### The request
Write every line of the material out exactly as shown.

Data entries
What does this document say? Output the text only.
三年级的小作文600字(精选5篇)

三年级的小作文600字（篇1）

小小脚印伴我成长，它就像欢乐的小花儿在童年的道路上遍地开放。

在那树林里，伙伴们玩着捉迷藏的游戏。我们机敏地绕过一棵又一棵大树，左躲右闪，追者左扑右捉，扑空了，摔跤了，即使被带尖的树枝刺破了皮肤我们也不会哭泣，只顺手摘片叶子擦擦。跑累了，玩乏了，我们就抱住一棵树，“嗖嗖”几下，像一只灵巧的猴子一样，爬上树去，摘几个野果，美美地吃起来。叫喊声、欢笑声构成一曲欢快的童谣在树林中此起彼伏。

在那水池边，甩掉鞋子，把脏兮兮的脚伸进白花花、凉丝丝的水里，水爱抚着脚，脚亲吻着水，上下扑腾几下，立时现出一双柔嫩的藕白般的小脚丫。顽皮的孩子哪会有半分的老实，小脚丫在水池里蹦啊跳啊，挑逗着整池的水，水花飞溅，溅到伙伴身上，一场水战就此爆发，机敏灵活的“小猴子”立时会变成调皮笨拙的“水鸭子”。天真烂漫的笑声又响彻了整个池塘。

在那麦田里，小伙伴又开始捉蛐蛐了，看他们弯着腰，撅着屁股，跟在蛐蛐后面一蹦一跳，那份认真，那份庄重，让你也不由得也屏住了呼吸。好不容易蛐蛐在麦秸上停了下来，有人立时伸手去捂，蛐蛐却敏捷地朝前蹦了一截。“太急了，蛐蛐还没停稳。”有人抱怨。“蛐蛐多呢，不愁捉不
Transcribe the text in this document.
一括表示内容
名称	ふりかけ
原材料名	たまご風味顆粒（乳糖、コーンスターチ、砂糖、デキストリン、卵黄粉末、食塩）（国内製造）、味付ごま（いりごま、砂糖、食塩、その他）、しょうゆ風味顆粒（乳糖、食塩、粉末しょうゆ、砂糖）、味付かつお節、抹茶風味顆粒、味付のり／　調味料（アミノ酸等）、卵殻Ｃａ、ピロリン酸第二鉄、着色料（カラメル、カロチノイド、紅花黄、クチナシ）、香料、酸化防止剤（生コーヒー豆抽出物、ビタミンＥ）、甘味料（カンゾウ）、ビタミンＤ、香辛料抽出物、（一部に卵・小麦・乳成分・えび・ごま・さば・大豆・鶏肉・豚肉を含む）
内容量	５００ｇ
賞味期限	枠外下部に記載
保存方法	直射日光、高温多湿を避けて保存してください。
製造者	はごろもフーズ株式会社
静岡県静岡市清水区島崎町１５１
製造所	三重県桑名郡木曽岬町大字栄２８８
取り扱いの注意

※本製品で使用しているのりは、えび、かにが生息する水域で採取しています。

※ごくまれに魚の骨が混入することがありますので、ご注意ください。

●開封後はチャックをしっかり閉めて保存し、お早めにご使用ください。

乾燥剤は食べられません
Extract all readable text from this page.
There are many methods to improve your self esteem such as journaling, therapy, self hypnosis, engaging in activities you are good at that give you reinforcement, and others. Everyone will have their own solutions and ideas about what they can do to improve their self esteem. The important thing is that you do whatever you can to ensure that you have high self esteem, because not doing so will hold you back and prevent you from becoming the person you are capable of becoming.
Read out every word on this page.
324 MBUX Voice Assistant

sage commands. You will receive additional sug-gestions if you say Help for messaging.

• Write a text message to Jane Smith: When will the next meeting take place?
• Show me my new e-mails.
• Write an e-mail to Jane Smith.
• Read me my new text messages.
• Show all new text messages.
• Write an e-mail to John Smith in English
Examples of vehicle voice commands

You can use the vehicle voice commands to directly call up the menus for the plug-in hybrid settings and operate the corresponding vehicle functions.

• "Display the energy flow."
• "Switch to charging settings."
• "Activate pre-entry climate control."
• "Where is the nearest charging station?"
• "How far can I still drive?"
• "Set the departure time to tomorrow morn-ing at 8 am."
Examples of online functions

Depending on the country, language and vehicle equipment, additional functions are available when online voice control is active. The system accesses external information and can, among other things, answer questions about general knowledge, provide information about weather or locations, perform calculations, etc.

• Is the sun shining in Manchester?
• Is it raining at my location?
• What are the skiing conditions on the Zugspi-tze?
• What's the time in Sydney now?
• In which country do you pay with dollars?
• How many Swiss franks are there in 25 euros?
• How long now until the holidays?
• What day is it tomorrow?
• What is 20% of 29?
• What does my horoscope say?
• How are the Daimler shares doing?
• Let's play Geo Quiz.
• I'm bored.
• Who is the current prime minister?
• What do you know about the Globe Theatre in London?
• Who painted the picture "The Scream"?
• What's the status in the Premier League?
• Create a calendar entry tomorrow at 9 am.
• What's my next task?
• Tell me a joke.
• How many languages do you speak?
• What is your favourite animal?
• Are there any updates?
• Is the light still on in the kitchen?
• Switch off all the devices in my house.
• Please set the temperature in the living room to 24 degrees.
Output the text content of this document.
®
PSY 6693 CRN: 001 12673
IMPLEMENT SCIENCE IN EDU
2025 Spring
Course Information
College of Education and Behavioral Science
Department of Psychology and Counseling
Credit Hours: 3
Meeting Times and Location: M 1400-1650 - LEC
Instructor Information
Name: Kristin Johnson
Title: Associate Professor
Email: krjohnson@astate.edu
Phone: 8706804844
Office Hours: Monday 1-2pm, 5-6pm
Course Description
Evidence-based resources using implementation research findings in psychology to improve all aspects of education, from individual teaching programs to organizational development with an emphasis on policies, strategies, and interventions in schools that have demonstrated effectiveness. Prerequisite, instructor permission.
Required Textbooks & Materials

### Solution for this problem
What does this document say? Output the text only.
三年级的小作文600字(精选5篇)

三年级的小作文600字（篇1）

小小脚印伴我成长，它就像欢乐的小花儿在童年的道路上遍地开放。

在那树林里，伙伴们玩着捉迷藏的游戏。我们机敏地绕过一棵又一棵大树，左躲右闪，追者左扑右捉，扑空了，摔跤了，即使被带尖的树枝刺破了皮肤我们也不会哭泣，只顺手摘片叶子擦擦。跑累了，玩乏了，我们就抱住一棵树，“嗖嗖”几下，像一只灵巧的猴子一样，爬上树去，摘几个野果，美美地吃起来。叫喊声、欢笑声构成一曲欢快的童谣在树林中此起彼伏。

在那水池边，甩掉鞋子，把脏兮兮的脚伸进白花花、凉丝丝的水里，水爱抚着脚，脚亲吻着水，上下扑腾几下，立时现出一双柔嫩的藕白般的小脚丫。顽皮的孩子哪会有半分的老实，小脚丫在水池里蹦啊跳啊，挑逗着整池的水，水花飞溅，溅到伙伴身上，一场水战就此爆发，机敏灵活的“小猴子”立时会变成调皮笨拙的“水鸭子”。天真烂漫的笑声又响彻了整个池塘。

在那麦田里，小伙伴又开始捉蛐蛐了，看他们弯着腰，撅着屁股，跟在蛐蛐后面一蹦一跳，那份认真，那份庄重，让你也不由得也屏住了呼吸。好不容易蛐蛐在麦秸上停了下来，有人立时伸手去捂，蛐蛐却敏捷地朝前蹦了一截。“太急了，蛐蛐还没停稳。”有人抱怨。“蛐蛐多呢，不愁捉不
Transcribe the text in this document.
一括表示内容
名称	ふりかけ
原材料名	たまご風味顆粒（乳糖、コーンスターチ、砂糖、デキストリン、卵黄粉末、食塩）（国内製造）、味付ごま（いりごま、砂糖、食塩、その他）、しょうゆ風味顆粒（乳糖、食塩、粉末しょうゆ、砂糖）、味付かつお節、抹茶風味顆粒、味付のり／　調味料（アミノ酸等）、卵殻Ｃａ、ピロリン酸第二鉄、着色料（カラメル、カロチノイド、紅花黄、クチナシ）、香料、酸化防止剤（生コーヒー豆抽出物、ビタミンＥ）、甘味料（カンゾウ）、ビタミンＤ、香辛料抽出物、（一部に卵・小麦・乳成分・えび・ごま・さば・大豆・鶏肉・豚肉を含む）
内容量	５００ｇ
賞味期限	枠外下部に記載
保存方法	直射日光、高温多湿を避けて保存してください。
製造者	はごろもフーズ株式会社
静岡県静岡市清水区島崎町１５１
製造所	三重県桑名郡木曽岬町大字栄２８８
取り扱いの注意

※本製品で使用しているのりは、えび、かにが生息する水域で採取しています。

※ごくまれに魚の骨が混入することがありますので、ご注意ください。

●開封後はチャックをしっかり閉めて保存し、お早めにご使用ください。

乾燥剤は食べられません
Extract all readable text from this page.
There are many methods to improve your self esteem such as journaling, therapy, self hypnosis, engaging in activities you are good at that give you reinforcement, and others. Everyone will have their own solutions and ideas about what they can do to improve their self esteem. The important thing is that you do whatever you can to ensure that you have high self esteem, because not doing so will hold you back and prevent you from becoming the person you are capable of becoming.
Read out every word on this page.
324 MBUX Voice Assistant

sage commands. You will receive additional sug-gestions if you say Help for messaging.

• Write a text message to Jane Smith: When will the next meeting take place?
• Show me my new e-mails.
• Write an e-mail to Jane Smith.
• Read me my new text messages.
• Show all new text messages.
• Write an e-mail to John Smith in English
Examples of vehicle voice commands

You can use the vehicle voice commands to directly call up the menus for the plug-in hybrid settings and operate the corresponding vehicle functions.

• "Display the energy flow."
• "Switch to charging settings."
• "Activate pre-entry climate control."
• "Where is the nearest charging station?"
• "How far can I still drive?"
• "Set the departure time to tomorrow morn-ing at 8 am."
Examples of online functions

Depending on the country, language and vehicle equipment, additional functions are available when online voice control is active. The system accesses external information and can, among other things, answer questions about general knowledge, provide information about weather or locations, perform calculations, etc.

• Is the sun shining in Manchester?
• Is it raining at my location?
• What are the skiing conditions on the Zugspi-tze?
• What's the time in Sydney now?
• In which country do you pay with dollars?
• How many Swiss franks are there in 25 euros?
• How long now until the holidays?
• What day is it tomorrow?
• What is 20% of 29?
• What does my horoscope say?
• How are the Daimler shares doing?
• Let's play Geo Quiz.
• I'm bored.
• Who is the current prime minister?
• What do you know about the Globe Theatre in London?
• Who painted the picture "The Scream"?
• What's the status in the Premier League?
• Create a calendar entry tomorrow at 9 am.
• What's my next task?
• Tell me a joke.
• How many languages do you speak?
• What is your favourite animal?
• Are there any updates?
• Is the light still on in the kitchen?
• Switch off all the devices in my house.
• Please set the temperature in the living room to 24 degrees.
Output the text content of this document.
®
PSY 6693 CRN: 001 12673
IMPLEMENT SCIENCE IN EDU
2025 Spring
Course Information
College of Education and Behavioral Science
Department of Psychology and Counseling
Credit Hours: 3
Meeting Times and Location: M 1400-1650 - LEC
Instructor Information
Name: Kristin Johnson
Title: Associate Professor
Email: krjohnson@astate.edu
Phone: 8706804844
Office Hours: Monday 1-2pm, 5-6pm
Course Description
Evidence-based resources using implementation research findings in psychology to improve all aspects of education, from individual teaching programs to organizational development with an emphasis on policies, strategies, and interventions in schools that have demonstrated effectiveness. Prerequisite, instructor permission.
Required Textbooks & Materials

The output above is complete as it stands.